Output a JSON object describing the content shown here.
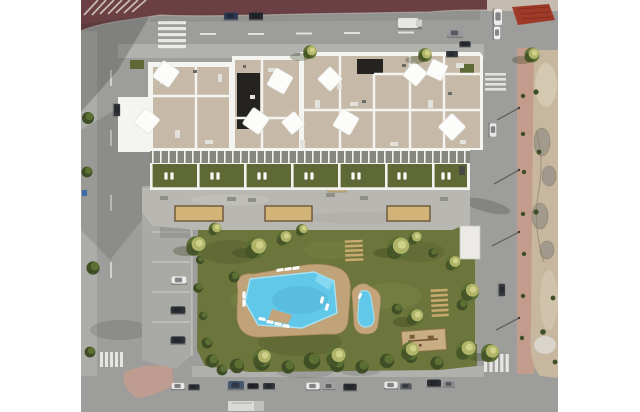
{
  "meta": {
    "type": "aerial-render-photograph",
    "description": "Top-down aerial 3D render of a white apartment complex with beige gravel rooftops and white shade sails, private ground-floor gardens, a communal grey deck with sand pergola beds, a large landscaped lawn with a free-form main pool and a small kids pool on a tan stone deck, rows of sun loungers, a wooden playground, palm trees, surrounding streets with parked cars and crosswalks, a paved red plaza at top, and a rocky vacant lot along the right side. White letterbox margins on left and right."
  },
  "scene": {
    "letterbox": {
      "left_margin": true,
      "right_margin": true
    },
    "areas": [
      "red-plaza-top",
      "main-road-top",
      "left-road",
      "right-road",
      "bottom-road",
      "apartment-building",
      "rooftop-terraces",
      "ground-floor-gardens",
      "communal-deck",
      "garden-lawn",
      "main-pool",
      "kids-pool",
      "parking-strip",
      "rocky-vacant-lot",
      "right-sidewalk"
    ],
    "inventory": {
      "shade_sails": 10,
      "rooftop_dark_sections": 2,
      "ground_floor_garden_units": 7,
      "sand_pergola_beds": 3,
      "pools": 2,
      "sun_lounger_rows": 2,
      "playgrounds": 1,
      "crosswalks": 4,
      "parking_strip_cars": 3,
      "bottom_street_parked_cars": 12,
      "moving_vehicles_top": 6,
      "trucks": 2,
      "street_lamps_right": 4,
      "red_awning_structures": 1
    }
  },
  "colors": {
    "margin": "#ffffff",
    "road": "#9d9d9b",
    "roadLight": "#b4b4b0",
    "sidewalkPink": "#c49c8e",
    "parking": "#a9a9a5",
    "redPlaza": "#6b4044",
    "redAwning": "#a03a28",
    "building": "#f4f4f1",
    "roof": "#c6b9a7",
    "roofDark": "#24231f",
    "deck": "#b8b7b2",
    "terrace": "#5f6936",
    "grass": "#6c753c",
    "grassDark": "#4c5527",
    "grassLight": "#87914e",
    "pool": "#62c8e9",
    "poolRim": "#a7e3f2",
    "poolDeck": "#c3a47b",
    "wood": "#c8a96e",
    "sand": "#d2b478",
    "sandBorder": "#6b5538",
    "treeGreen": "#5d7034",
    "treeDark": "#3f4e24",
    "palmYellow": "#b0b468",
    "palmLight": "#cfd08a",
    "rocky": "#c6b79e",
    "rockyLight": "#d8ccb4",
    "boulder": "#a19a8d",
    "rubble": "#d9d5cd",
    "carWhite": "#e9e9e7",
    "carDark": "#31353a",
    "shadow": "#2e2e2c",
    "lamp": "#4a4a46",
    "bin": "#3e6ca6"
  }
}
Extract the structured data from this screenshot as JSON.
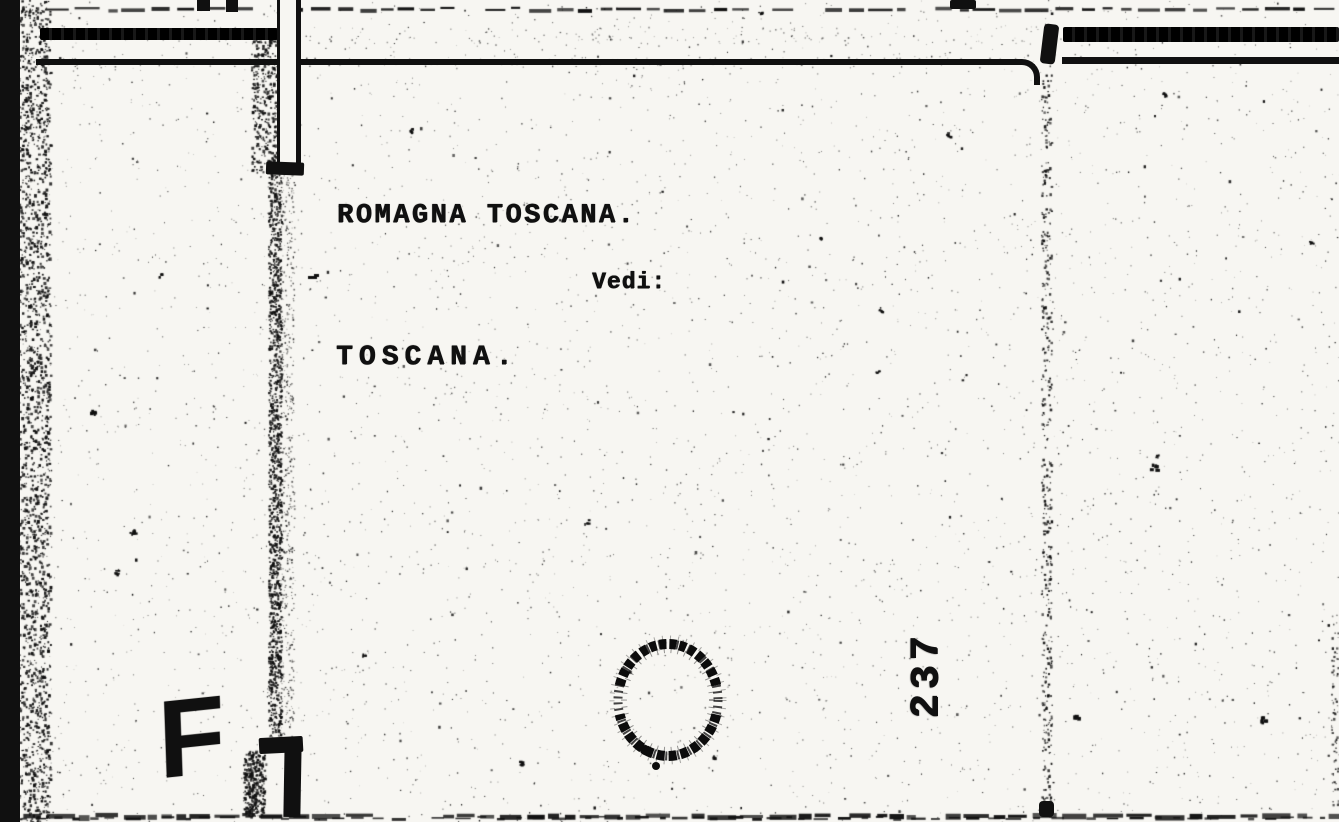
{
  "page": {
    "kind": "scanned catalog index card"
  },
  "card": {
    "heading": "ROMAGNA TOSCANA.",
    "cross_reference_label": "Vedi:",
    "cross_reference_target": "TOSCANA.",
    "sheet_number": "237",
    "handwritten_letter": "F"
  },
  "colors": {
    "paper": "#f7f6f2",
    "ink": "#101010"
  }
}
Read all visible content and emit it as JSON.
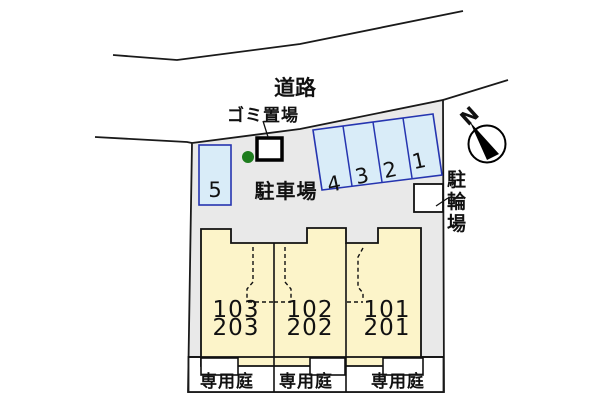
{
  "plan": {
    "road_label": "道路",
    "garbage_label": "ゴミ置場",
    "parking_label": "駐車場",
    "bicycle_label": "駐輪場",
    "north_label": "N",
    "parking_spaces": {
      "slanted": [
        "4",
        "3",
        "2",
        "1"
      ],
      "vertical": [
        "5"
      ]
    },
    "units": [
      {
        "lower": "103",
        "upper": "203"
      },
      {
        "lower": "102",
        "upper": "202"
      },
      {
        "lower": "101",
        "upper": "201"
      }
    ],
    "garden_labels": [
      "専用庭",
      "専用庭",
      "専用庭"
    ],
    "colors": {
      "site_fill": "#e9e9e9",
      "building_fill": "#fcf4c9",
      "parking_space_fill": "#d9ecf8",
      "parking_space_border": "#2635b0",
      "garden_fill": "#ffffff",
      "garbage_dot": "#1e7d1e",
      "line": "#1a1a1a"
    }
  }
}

::::

● Instruction
Of the lines in the material, how many hold the word "JSON"? Reply with the number only.

● Task solution
3